Print every entry word for word, but omit the pictures.

- Data supplied:

** BEGIN **

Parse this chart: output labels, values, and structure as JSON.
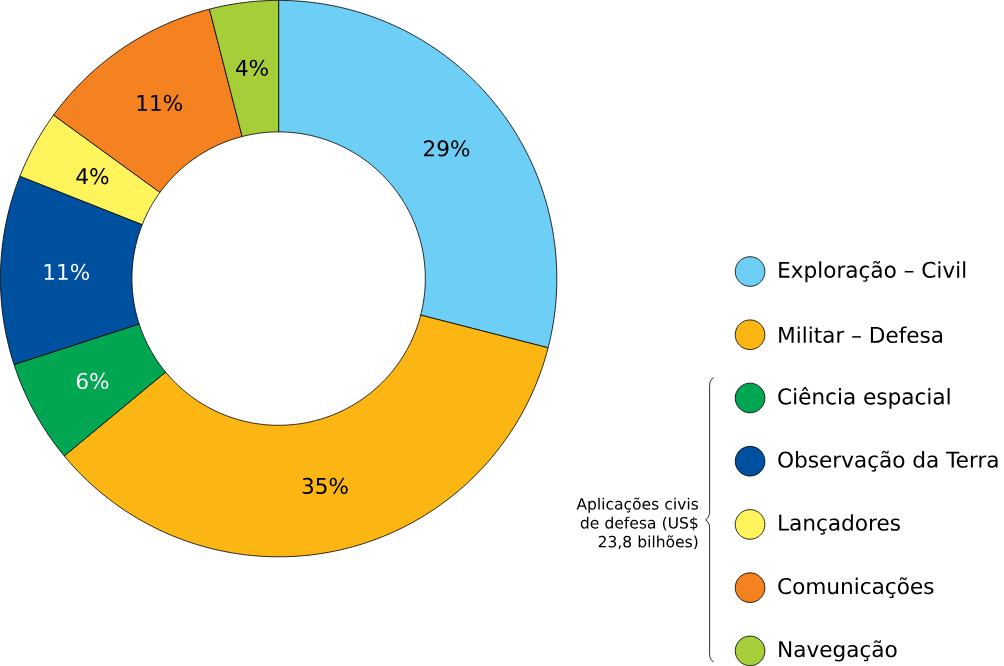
{
  "chart_data": {
    "type": "donut",
    "categories": [
      "Exploração – Civil",
      "Militar – Defesa",
      "Ciência espacial",
      "Observação da Terra",
      "Lançadores",
      "Comunicações",
      "Navegação"
    ],
    "values": [
      29,
      35,
      6,
      11,
      4,
      11,
      4
    ],
    "colors": [
      "#6dcff6",
      "#fbb614",
      "#00a651",
      "#0050a0",
      "#fff45c",
      "#f58220",
      "#a6ce39"
    ],
    "value_labels": [
      "29%",
      "35%",
      "6%",
      "11%",
      "4%",
      "11%",
      "4%"
    ],
    "legend": "right",
    "annotations": [
      "Aplicações civis de defesa (US$ 23,8 bilhões)"
    ]
  }
}
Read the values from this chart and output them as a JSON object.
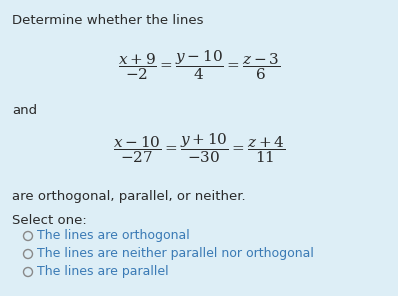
{
  "bg_color": "#ddeef6",
  "text_color": "#3a7ab5",
  "dark_text": "#2a2a2a",
  "title": "Determine whether the lines",
  "and_text": "and",
  "conclusion": "are orthogonal, parallel, or neither.",
  "select_one": "Select one:",
  "options": [
    "The lines are orthogonal",
    "The lines are neither parallel nor orthogonal",
    "The lines are parallel"
  ],
  "eq1_math": "$\\dfrac{x+9}{-2} = \\dfrac{y-10}{4} = \\dfrac{z-3}{6}$",
  "eq2_math": "$\\dfrac{x-10}{-27} = \\dfrac{y+10}{-30} = \\dfrac{z+4}{11}$",
  "font_size_main": 9.5,
  "font_size_eq": 11,
  "font_size_options": 9.0,
  "circle_color": "#888888",
  "figw": 3.98,
  "figh": 2.96,
  "dpi": 100
}
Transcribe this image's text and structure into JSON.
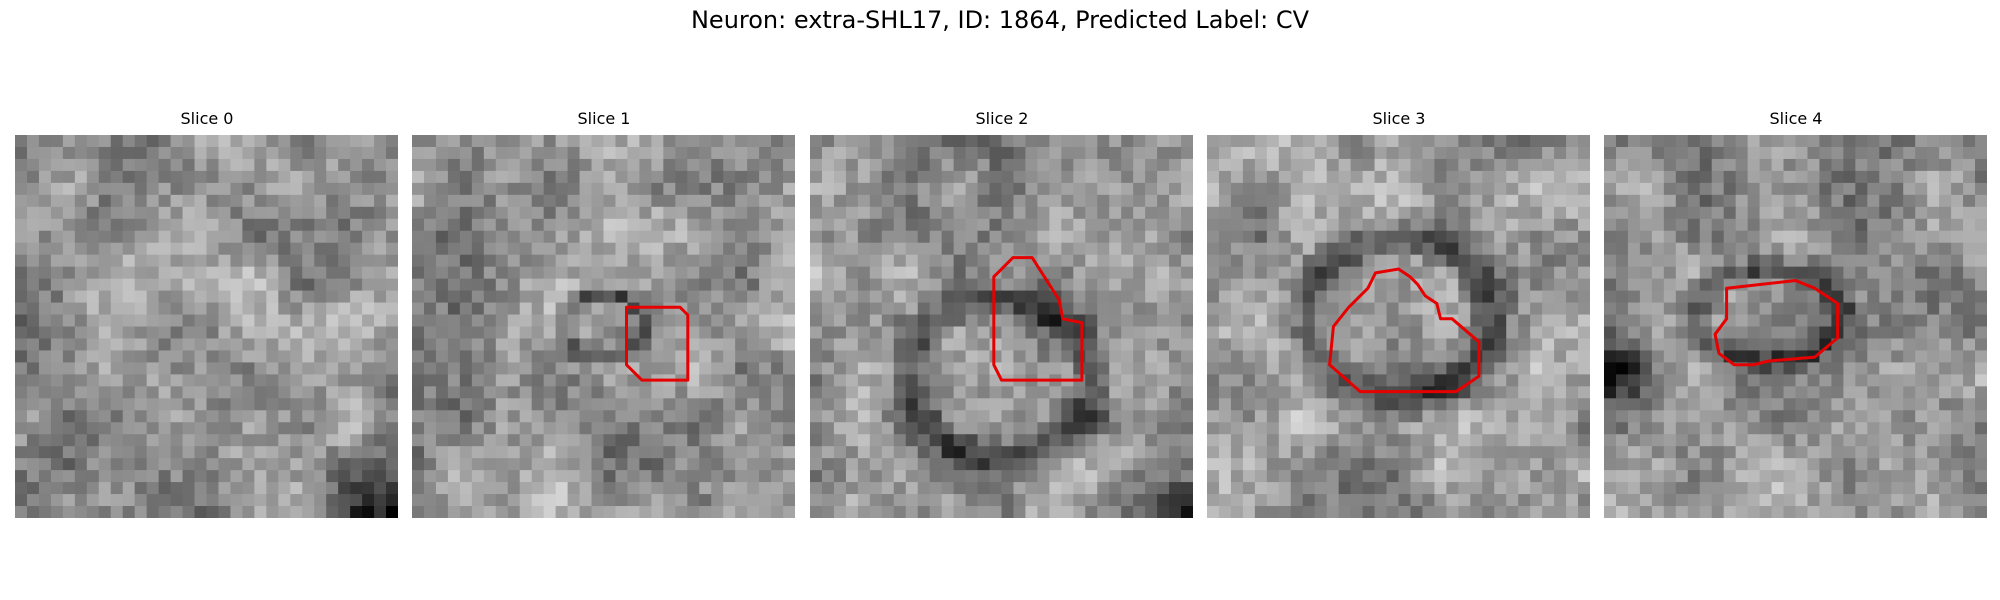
{
  "figure": {
    "title": "Neuron: extra-SHL17, ID: 1864, Predicted Label: CV",
    "contour_color": "#e60000"
  },
  "panels": [
    {
      "title": "Slice 0",
      "seed": 11,
      "ring": null,
      "dark_corner": "bottom-right",
      "contour": []
    },
    {
      "title": "Slice 1",
      "seed": 23,
      "ring": [
        0.5,
        0.5,
        0.2,
        0.16
      ],
      "contour": [
        [
          0.56,
          0.45
        ],
        [
          0.7,
          0.45
        ],
        [
          0.72,
          0.47
        ],
        [
          0.72,
          0.64
        ],
        [
          0.6,
          0.64
        ],
        [
          0.56,
          0.6
        ]
      ]
    },
    {
      "title": "Slice 2",
      "seed": 37,
      "ring": [
        0.5,
        0.64,
        0.45,
        0.4
      ],
      "dark_corner": "bottom-right",
      "contour": [
        [
          0.49,
          0.36
        ],
        [
          0.53,
          0.32
        ],
        [
          0.58,
          0.32
        ],
        [
          0.65,
          0.43
        ],
        [
          0.66,
          0.48
        ],
        [
          0.71,
          0.49
        ],
        [
          0.71,
          0.64
        ],
        [
          0.5,
          0.64
        ],
        [
          0.48,
          0.6
        ],
        [
          0.48,
          0.37
        ]
      ]
    },
    {
      "title": "Slice 3",
      "seed": 41,
      "ring": [
        0.5,
        0.48,
        0.46,
        0.4
      ],
      "contour": [
        [
          0.37,
          0.45
        ],
        [
          0.42,
          0.4
        ],
        [
          0.44,
          0.36
        ],
        [
          0.5,
          0.35
        ],
        [
          0.53,
          0.37
        ],
        [
          0.55,
          0.39
        ],
        [
          0.57,
          0.42
        ],
        [
          0.6,
          0.44
        ],
        [
          0.61,
          0.48
        ],
        [
          0.64,
          0.48
        ],
        [
          0.71,
          0.54
        ],
        [
          0.71,
          0.63
        ],
        [
          0.65,
          0.67
        ],
        [
          0.4,
          0.67
        ],
        [
          0.32,
          0.6
        ],
        [
          0.33,
          0.5
        ]
      ]
    },
    {
      "title": "Slice 4",
      "seed": 53,
      "ring": [
        0.43,
        0.47,
        0.36,
        0.23
      ],
      "dark_side": "left",
      "contour": [
        [
          0.32,
          0.4
        ],
        [
          0.5,
          0.38
        ],
        [
          0.55,
          0.4
        ],
        [
          0.61,
          0.44
        ],
        [
          0.61,
          0.53
        ],
        [
          0.55,
          0.58
        ],
        [
          0.43,
          0.59
        ],
        [
          0.39,
          0.6
        ],
        [
          0.34,
          0.6
        ],
        [
          0.3,
          0.57
        ],
        [
          0.29,
          0.52
        ],
        [
          0.32,
          0.48
        ],
        [
          0.32,
          0.4
        ]
      ]
    }
  ]
}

** END **

- Answer:
Parse this chart: output labels, values, and structure as JSON.
{
  "chart_data": {
    "type": "donut",
    "categories": [
      "Exploração – Civil",
      "Militar – Defesa",
      "Ciência espacial",
      "Observação da Terra",
      "Lançadores",
      "Comunicações",
      "Navegação"
    ],
    "values": [
      29,
      35,
      6,
      11,
      4,
      11,
      4
    ],
    "colors": [
      "#6dcff6",
      "#fbb614",
      "#00a651",
      "#0050a0",
      "#fff45c",
      "#f58220",
      "#a6ce39"
    ],
    "value_labels": [
      "29%",
      "35%",
      "6%",
      "11%",
      "4%",
      "11%",
      "4%"
    ],
    "legend": "right",
    "annotations": [
      "Aplicações civis de defesa (US$ 23,8 bilhões)"
    ]
  }
}
Read the values from this chart and output them as a JSON object.
{
  "bg_color": "#ddeef6",
  "text_color": "#3a7ab5",
  "dark_text": "#2a2a2a",
  "title": "Determine whether the lines",
  "and_text": "and",
  "conclusion": "are orthogonal, parallel, or neither.",
  "select_one": "Select one:",
  "options": [
    "The lines are orthogonal",
    "The lines are neither parallel nor orthogonal",
    "The lines are parallel"
  ],
  "eq1_math": "$\\dfrac{x+9}{-2} = \\dfrac{y-10}{4} = \\dfrac{z-3}{6}$",
  "eq2_math": "$\\dfrac{x-10}{-27} = \\dfrac{y+10}{-30} = \\dfrac{z+4}{11}$",
  "font_size_main": 9.5,
  "font_size_eq": 11,
  "font_size_options": 9.0,
  "circle_color": "#888888",
  "figw": 3.98,
  "figh": 2.96,
  "dpi": 100
}
Transcribe this image's text and structure into JSON.
{
  "figure": {
    "title": "Neuron: extra-SHL17, ID: 1864, Predicted Label: CV",
    "contour_color": "#e60000"
  },
  "panels": [
    {
      "title": "Slice 0",
      "seed": 11,
      "ring": null,
      "dark_corner": "bottom-right",
      "contour": []
    },
    {
      "title": "Slice 1",
      "seed": 23,
      "ring": [
        0.5,
        0.5,
        0.2,
        0.16
      ],
      "contour": [
        [
          0.56,
          0.45
        ],
        [
          0.7,
          0.45
        ],
        [
          0.72,
          0.47
        ],
        [
          0.72,
          0.64
        ],
        [
          0.6,
          0.64
        ],
        [
          0.56,
          0.6
        ]
      ]
    },
    {
      "title": "Slice 2",
      "seed": 37,
      "ring": [
        0.5,
        0.64,
        0.45,
        0.4
      ],
      "dark_corner": "bottom-right",
      "contour": [
        [
          0.49,
          0.36
        ],
        [
          0.53,
          0.32
        ],
        [
          0.58,
          0.32
        ],
        [
          0.65,
          0.43
        ],
        [
          0.66,
          0.48
        ],
        [
          0.71,
          0.49
        ],
        [
          0.71,
          0.64
        ],
        [
          0.5,
          0.64
        ],
        [
          0.48,
          0.6
        ],
        [
          0.48,
          0.37
        ]
      ]
    },
    {
      "title": "Slice 3",
      "seed": 41,
      "ring": [
        0.5,
        0.48,
        0.46,
        0.4
      ],
      "contour": [
        [
          0.37,
          0.45
        ],
        [
          0.42,
          0.4
        ],
        [
          0.44,
          0.36
        ],
        [
          0.5,
          0.35
        ],
        [
          0.53,
          0.37
        ],
        [
          0.55,
          0.39
        ],
        [
          0.57,
          0.42
        ],
        [
          0.6,
          0.44
        ],
        [
          0.61,
          0.48
        ],
        [
          0.64,
          0.48
        ],
        [
          0.71,
          0.54
        ],
        [
          0.71,
          0.63
        ],
        [
          0.65,
          0.67
        ],
        [
          0.4,
          0.67
        ],
        [
          0.32,
          0.6
        ],
        [
          0.33,
          0.5
        ]
      ]
    },
    {
      "title": "Slice 4",
      "seed": 53,
      "ring": [
        0.43,
        0.47,
        0.36,
        0.23
      ],
      "dark_side": "left",
      "contour": [
        [
          0.32,
          0.4
        ],
        [
          0.5,
          0.38
        ],
        [
          0.55,
          0.4
        ],
        [
          0.61,
          0.44
        ],
        [
          0.61,
          0.53
        ],
        [
          0.55,
          0.58
        ],
        [
          0.43,
          0.59
        ],
        [
          0.39,
          0.6
        ],
        [
          0.34,
          0.6
        ],
        [
          0.3,
          0.57
        ],
        [
          0.29,
          0.52
        ],
        [
          0.32,
          0.48
        ],
        [
          0.32,
          0.4
        ]
      ]
    }
  ]
}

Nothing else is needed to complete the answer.